[Begin Extracted entries]

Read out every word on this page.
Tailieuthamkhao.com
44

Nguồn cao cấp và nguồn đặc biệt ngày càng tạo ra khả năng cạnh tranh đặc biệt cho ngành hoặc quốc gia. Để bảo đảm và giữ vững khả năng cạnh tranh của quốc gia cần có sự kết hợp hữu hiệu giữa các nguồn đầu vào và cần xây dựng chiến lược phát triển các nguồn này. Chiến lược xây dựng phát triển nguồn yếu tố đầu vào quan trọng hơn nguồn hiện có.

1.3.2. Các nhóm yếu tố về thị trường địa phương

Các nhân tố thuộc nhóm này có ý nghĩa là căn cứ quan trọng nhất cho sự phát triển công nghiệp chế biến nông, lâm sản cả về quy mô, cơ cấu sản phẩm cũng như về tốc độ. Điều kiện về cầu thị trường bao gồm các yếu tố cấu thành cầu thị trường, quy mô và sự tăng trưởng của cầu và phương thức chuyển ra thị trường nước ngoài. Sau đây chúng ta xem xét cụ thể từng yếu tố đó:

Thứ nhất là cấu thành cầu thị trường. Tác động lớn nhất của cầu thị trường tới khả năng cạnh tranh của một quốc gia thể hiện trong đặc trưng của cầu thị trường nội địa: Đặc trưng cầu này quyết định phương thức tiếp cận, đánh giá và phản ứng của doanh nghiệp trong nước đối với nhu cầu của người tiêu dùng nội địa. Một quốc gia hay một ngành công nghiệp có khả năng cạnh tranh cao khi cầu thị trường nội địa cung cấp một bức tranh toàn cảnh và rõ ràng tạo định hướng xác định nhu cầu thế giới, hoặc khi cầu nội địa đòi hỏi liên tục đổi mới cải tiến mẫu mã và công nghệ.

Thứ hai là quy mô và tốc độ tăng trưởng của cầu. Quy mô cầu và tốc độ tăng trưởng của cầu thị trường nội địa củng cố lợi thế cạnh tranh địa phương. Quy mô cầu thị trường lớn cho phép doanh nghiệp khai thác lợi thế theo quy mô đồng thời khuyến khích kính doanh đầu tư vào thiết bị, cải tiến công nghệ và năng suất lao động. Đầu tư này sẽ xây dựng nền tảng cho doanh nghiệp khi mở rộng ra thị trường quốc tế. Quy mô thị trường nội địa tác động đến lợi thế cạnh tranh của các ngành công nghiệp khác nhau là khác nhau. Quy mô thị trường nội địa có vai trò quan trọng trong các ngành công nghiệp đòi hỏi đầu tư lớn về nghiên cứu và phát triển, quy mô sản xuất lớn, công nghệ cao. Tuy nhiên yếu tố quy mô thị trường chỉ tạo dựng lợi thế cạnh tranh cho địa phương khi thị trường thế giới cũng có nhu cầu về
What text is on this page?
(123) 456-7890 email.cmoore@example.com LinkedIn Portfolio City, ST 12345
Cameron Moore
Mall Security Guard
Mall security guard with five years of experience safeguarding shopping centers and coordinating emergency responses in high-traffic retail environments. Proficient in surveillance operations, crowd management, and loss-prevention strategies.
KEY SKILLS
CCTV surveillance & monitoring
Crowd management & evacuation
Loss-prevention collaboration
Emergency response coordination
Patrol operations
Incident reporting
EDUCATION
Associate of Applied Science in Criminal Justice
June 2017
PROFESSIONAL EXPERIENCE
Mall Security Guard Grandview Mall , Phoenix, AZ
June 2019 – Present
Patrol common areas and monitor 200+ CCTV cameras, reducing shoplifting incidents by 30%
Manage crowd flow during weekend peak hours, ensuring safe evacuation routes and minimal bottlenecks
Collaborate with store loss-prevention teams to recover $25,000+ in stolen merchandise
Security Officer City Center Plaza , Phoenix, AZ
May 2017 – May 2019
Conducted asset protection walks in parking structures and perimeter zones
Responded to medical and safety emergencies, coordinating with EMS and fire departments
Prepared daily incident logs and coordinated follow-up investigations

[End Extracted entries]

#### Task brief:
Extract the closing run of lines, starting with the one containing "What text is on this page?" and ending at the last, exactly as written.

#### Written solution:
What text is on this page?
(123) 456-7890 email.cmoore@example.com LinkedIn Portfolio City, ST 12345
Cameron Moore
Mall Security Guard
Mall security guard with five years of experience safeguarding shopping centers and coordinating emergency responses in high-traffic retail environments. Proficient in surveillance operations, crowd management, and loss-prevention strategies.
KEY SKILLS
CCTV surveillance & monitoring
Crowd management & evacuation
Loss-prevention collaboration
Emergency response coordination
Patrol operations
Incident reporting
EDUCATION
Associate of Applied Science in Criminal Justice
June 2017
PROFESSIONAL EXPERIENCE
Mall Security Guard Grandview Mall , Phoenix, AZ
June 2019 – Present
Patrol common areas and monitor 200+ CCTV cameras, reducing shoplifting incidents by 30%
Manage crowd flow during weekend peak hours, ensuring safe evacuation routes and minimal bottlenecks
Collaborate with store loss-prevention teams to recover $25,000+ in stolen merchandise
Security Officer City Center Plaza , Phoenix, AZ
May 2017 – May 2019
Conducted asset protection walks in parking structures and perimeter zones
Responded to medical and safety emergencies, coordinating with EMS and fire departments
Prepared daily incident logs and coordinated follow-up investigations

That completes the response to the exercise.